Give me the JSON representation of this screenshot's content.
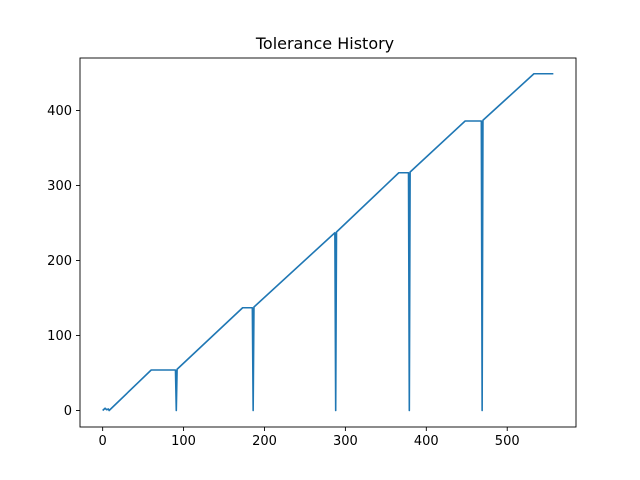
{
  "chart_data": {
    "type": "line",
    "title": "Tolerance History",
    "xlabel": "",
    "ylabel": "",
    "xlim": [
      -28,
      585
    ],
    "ylim": [
      -22,
      470
    ],
    "xticks": [
      0,
      100,
      200,
      300,
      400,
      500
    ],
    "yticks": [
      0,
      100,
      200,
      300,
      400
    ],
    "grid": false,
    "legend": "none",
    "series": [
      {
        "color": "#1f77b4",
        "points": [
          [
            0,
            0
          ],
          [
            3,
            3
          ],
          [
            5,
            1
          ],
          [
            7,
            2
          ],
          [
            8,
            0
          ],
          [
            60,
            54
          ],
          [
            90,
            54
          ],
          [
            91,
            0
          ],
          [
            92,
            55
          ],
          [
            173,
            137
          ],
          [
            185,
            137
          ],
          [
            186,
            0
          ],
          [
            187,
            138
          ],
          [
            287,
            237
          ],
          [
            288,
            0
          ],
          [
            289,
            238
          ],
          [
            366,
            317
          ],
          [
            378,
            317
          ],
          [
            379,
            0
          ],
          [
            380,
            318
          ],
          [
            448,
            386
          ],
          [
            468,
            386
          ],
          [
            469,
            0
          ],
          [
            470,
            387
          ],
          [
            533,
            449
          ],
          [
            557,
            449
          ]
        ]
      }
    ]
  }
}
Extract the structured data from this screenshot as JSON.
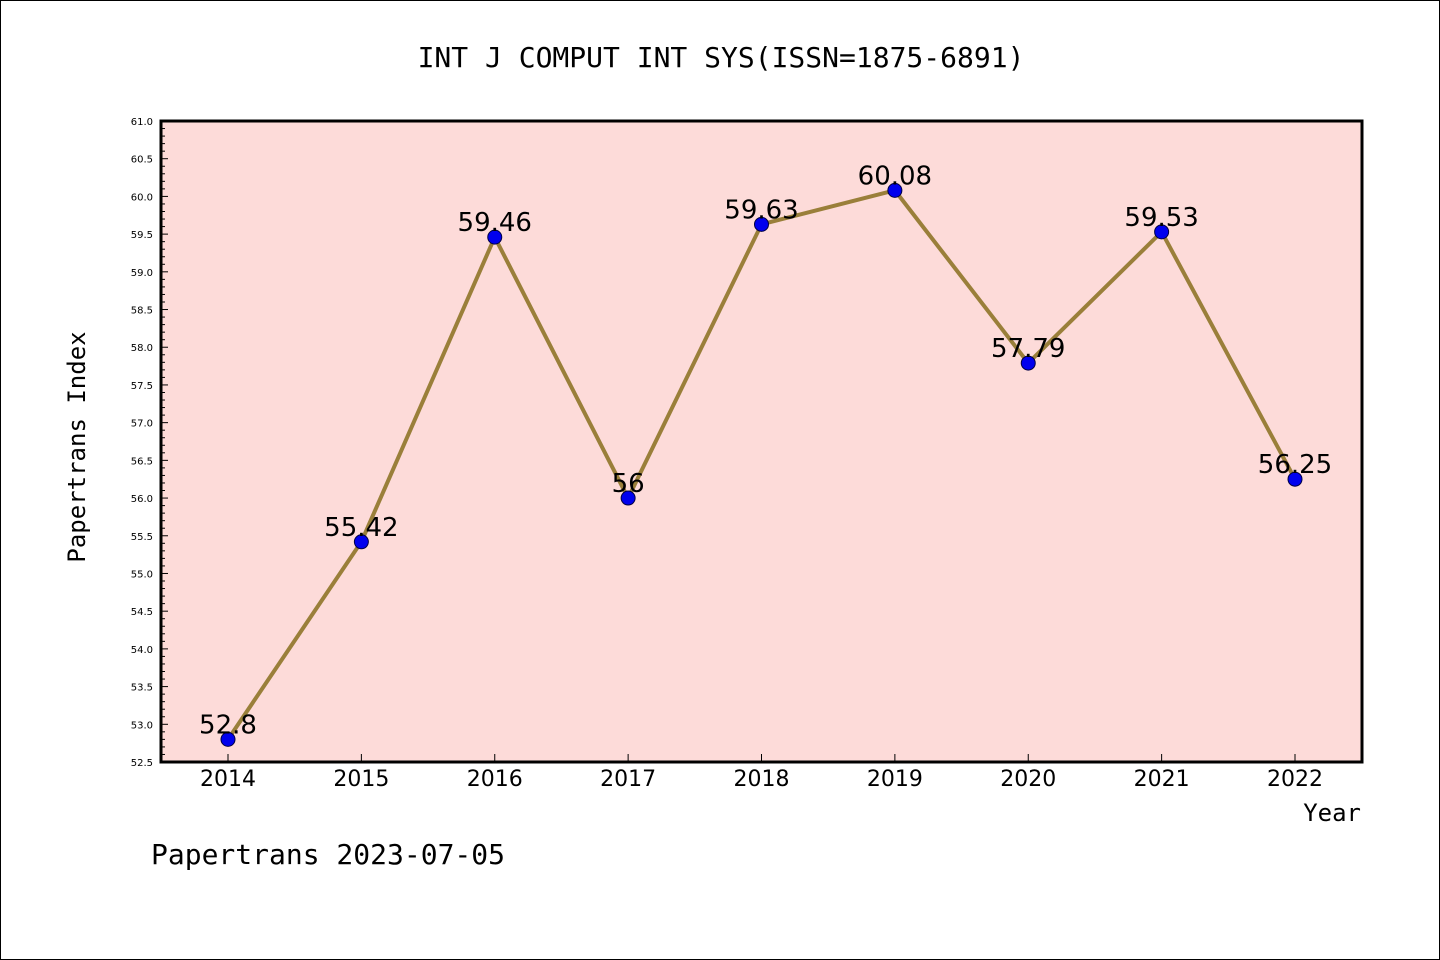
{
  "chart_data": {
    "type": "line",
    "title": "INT J COMPUT INT SYS(ISSN=1875-6891)",
    "xlabel": "Year",
    "ylabel": "Papertrans Index",
    "categories": [
      "2014",
      "2015",
      "2016",
      "2017",
      "2018",
      "2019",
      "2020",
      "2021",
      "2022"
    ],
    "series": [
      {
        "values": [
          52.8,
          55.42,
          59.46,
          56,
          59.63,
          60.08,
          57.79,
          59.53,
          56.25
        ],
        "labels": [
          "52.8",
          "55.42",
          "59.46",
          "56",
          "59.63",
          "60.08",
          "57.79",
          "59.53",
          "56.25"
        ]
      }
    ],
    "ylim": [
      52.5,
      61.0
    ],
    "yticks": [
      "52.5",
      "53.0",
      "53.5",
      "54.0",
      "54.5",
      "55.0",
      "55.5",
      "56.0",
      "56.5",
      "57.0",
      "57.5",
      "58.0",
      "58.5",
      "59.0",
      "59.5",
      "60.0",
      "60.5",
      "61.0"
    ],
    "grid": false,
    "colors": {
      "plot_background": "#fddbd9",
      "line": "#9a7f3a",
      "marker": "#0000ee",
      "marker_edge": "#000044"
    }
  },
  "footer": "Papertrans 2023-07-05"
}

* STATED GOAL *
Reproduce the full listing faithfully, but do not carry over any pictures.

* FINAL RESULT *
Give me the JSON representation of this screenshot's content.
{
  "chart_data": {
    "type": "line",
    "title": "Tolerance History",
    "xlabel": "",
    "ylabel": "",
    "xlim": [
      -28,
      585
    ],
    "ylim": [
      -22,
      470
    ],
    "xticks": [
      0,
      100,
      200,
      300,
      400,
      500
    ],
    "yticks": [
      0,
      100,
      200,
      300,
      400
    ],
    "grid": false,
    "legend": "none",
    "series": [
      {
        "color": "#1f77b4",
        "points": [
          [
            0,
            0
          ],
          [
            3,
            3
          ],
          [
            5,
            1
          ],
          [
            7,
            2
          ],
          [
            8,
            0
          ],
          [
            60,
            54
          ],
          [
            90,
            54
          ],
          [
            91,
            0
          ],
          [
            92,
            55
          ],
          [
            173,
            137
          ],
          [
            185,
            137
          ],
          [
            186,
            0
          ],
          [
            187,
            138
          ],
          [
            287,
            237
          ],
          [
            288,
            0
          ],
          [
            289,
            238
          ],
          [
            366,
            317
          ],
          [
            378,
            317
          ],
          [
            379,
            0
          ],
          [
            380,
            318
          ],
          [
            448,
            386
          ],
          [
            468,
            386
          ],
          [
            469,
            0
          ],
          [
            470,
            387
          ],
          [
            533,
            449
          ],
          [
            557,
            449
          ]
        ]
      }
    ]
  }
}
Extract the structured data from this screenshot as JSON.
{
  "chart_data": {
    "type": "line",
    "title": "INT J COMPUT INT SYS(ISSN=1875-6891)",
    "xlabel": "Year",
    "ylabel": "Papertrans Index",
    "categories": [
      "2014",
      "2015",
      "2016",
      "2017",
      "2018",
      "2019",
      "2020",
      "2021",
      "2022"
    ],
    "series": [
      {
        "values": [
          52.8,
          55.42,
          59.46,
          56,
          59.63,
          60.08,
          57.79,
          59.53,
          56.25
        ],
        "labels": [
          "52.8",
          "55.42",
          "59.46",
          "56",
          "59.63",
          "60.08",
          "57.79",
          "59.53",
          "56.25"
        ]
      }
    ],
    "ylim": [
      52.5,
      61.0
    ],
    "yticks": [
      "52.5",
      "53.0",
      "53.5",
      "54.0",
      "54.5",
      "55.0",
      "55.5",
      "56.0",
      "56.5",
      "57.0",
      "57.5",
      "58.0",
      "58.5",
      "59.0",
      "59.5",
      "60.0",
      "60.5",
      "61.0"
    ],
    "grid": false,
    "colors": {
      "plot_background": "#fddbd9",
      "line": "#9a7f3a",
      "marker": "#0000ee",
      "marker_edge": "#000044"
    }
  },
  "footer": "Papertrans 2023-07-05"
}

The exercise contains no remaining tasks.